▸ **Description of the task**: Give the total number of lines with the word "участке" in them, and no other words.

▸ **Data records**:

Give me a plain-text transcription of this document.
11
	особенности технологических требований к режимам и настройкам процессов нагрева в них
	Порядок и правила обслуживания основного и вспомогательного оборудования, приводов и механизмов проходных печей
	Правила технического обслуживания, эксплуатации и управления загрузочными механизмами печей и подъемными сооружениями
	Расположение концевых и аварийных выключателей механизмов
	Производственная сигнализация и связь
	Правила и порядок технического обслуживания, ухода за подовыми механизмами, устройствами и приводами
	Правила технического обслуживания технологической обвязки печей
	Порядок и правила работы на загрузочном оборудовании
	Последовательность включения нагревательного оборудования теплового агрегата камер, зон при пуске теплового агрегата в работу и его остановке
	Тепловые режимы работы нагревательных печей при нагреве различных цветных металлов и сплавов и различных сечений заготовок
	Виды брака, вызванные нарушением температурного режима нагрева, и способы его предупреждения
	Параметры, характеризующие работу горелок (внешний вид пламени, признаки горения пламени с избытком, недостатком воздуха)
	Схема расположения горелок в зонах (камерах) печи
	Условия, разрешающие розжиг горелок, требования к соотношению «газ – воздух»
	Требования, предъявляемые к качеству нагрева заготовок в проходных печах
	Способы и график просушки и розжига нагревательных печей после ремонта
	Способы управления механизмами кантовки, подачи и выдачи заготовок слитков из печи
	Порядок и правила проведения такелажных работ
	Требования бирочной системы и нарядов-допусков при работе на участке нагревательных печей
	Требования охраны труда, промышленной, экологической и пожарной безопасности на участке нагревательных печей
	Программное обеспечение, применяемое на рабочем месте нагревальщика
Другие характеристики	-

▸ **Exercise result**: 2